### THE EXERCISE
Among the entries below, count the lines that contain the word "image". Write down only the total.

### DATASET ROWS
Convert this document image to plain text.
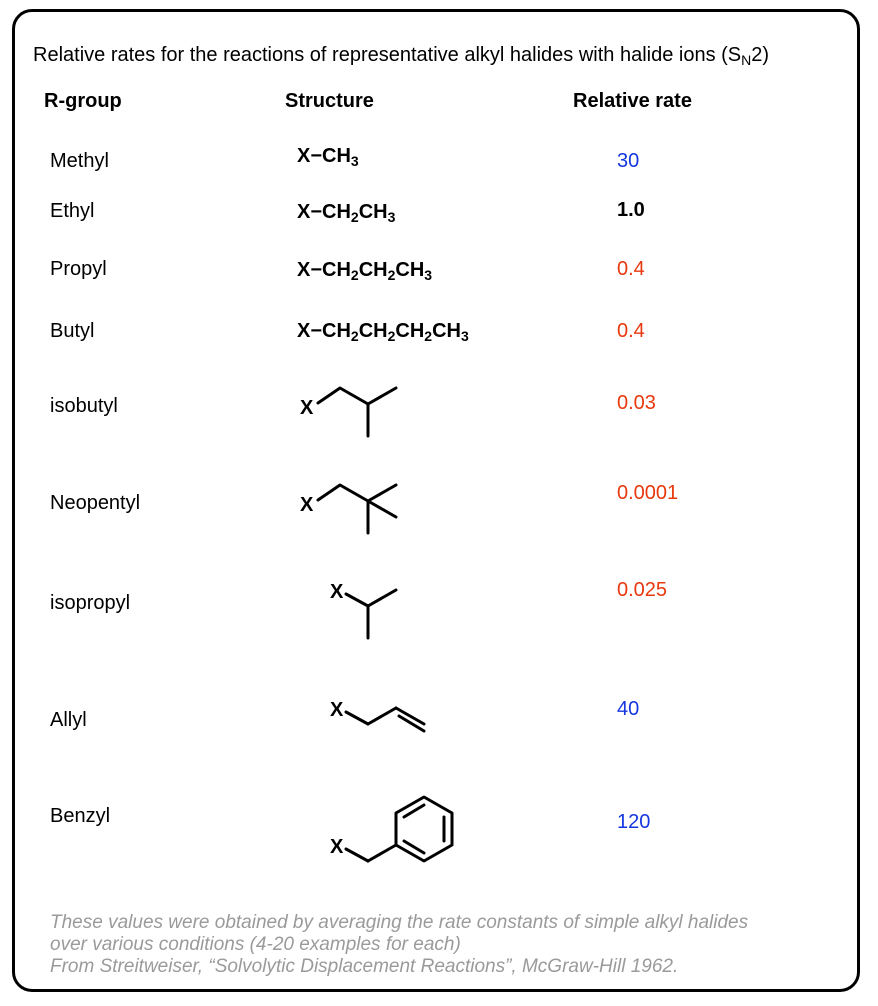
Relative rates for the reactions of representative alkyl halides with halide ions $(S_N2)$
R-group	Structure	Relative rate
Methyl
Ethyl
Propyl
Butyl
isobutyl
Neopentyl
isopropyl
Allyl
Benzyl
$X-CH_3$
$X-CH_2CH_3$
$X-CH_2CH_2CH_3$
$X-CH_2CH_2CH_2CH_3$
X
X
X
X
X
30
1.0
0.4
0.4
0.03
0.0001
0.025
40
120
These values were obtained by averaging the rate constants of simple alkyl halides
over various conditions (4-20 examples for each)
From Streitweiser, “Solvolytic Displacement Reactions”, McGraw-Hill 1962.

--

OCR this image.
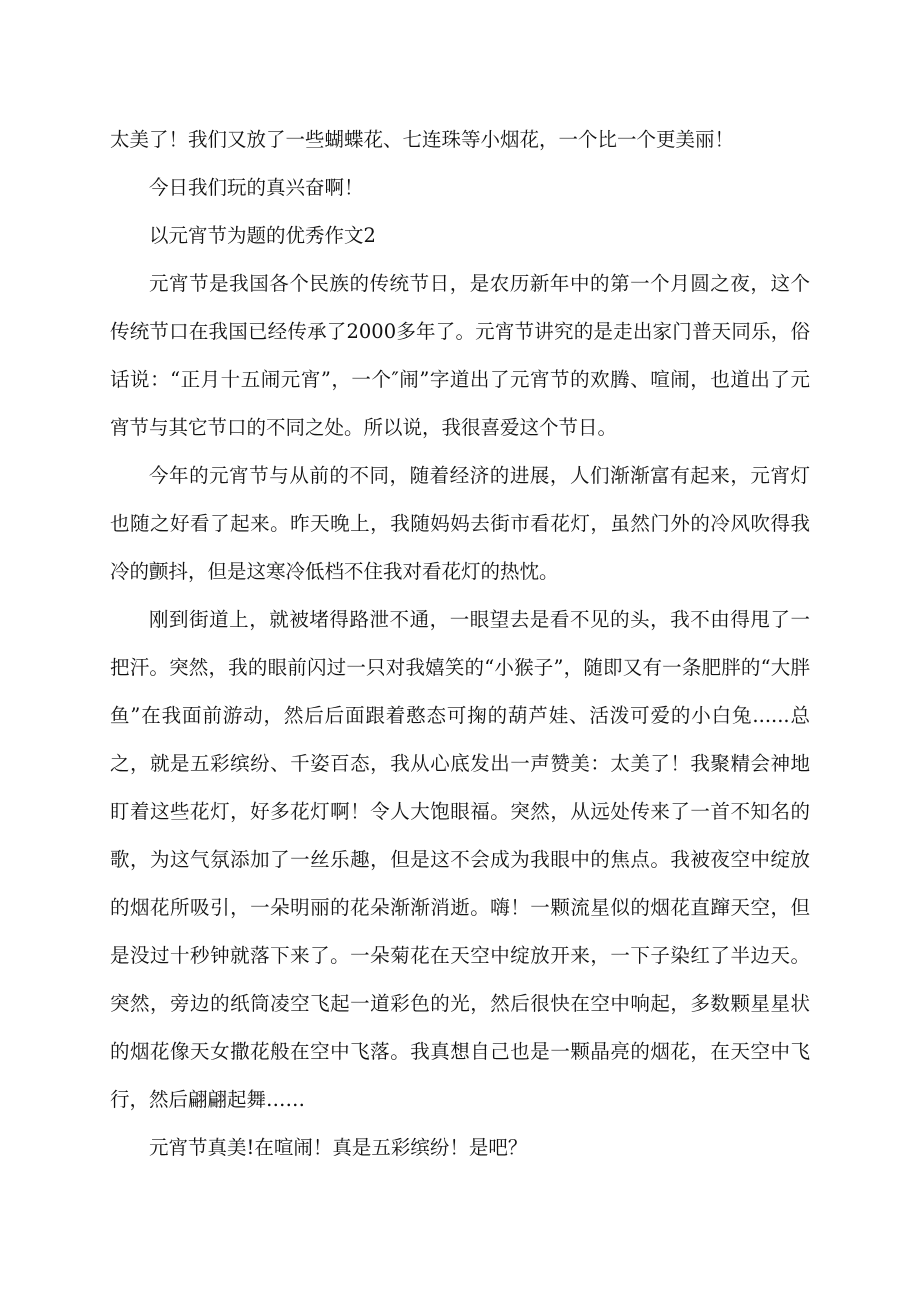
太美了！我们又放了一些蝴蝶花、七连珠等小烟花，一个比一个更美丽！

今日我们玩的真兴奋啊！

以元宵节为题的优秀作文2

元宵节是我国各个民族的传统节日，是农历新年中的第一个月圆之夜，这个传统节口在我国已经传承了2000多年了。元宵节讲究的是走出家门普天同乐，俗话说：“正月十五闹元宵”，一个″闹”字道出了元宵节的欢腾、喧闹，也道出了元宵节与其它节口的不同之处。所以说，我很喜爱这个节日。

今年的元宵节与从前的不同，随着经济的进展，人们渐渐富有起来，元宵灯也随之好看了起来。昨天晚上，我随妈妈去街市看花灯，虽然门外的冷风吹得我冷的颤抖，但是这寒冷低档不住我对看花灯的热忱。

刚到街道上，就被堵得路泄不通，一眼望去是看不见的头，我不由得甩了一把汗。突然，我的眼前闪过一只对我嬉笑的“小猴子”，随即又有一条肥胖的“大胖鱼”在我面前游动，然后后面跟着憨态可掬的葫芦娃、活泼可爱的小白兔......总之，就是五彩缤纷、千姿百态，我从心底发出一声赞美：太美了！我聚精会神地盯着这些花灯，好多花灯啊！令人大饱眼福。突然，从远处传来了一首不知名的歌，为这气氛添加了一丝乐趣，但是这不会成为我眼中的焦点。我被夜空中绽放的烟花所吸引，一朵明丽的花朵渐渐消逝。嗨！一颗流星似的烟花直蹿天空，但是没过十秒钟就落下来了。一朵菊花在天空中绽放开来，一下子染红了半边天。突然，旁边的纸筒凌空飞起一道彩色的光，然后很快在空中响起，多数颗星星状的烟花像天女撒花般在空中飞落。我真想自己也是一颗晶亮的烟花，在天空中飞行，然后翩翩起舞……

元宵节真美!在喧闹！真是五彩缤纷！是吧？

### ANSWER TO THIS PROBLEM
2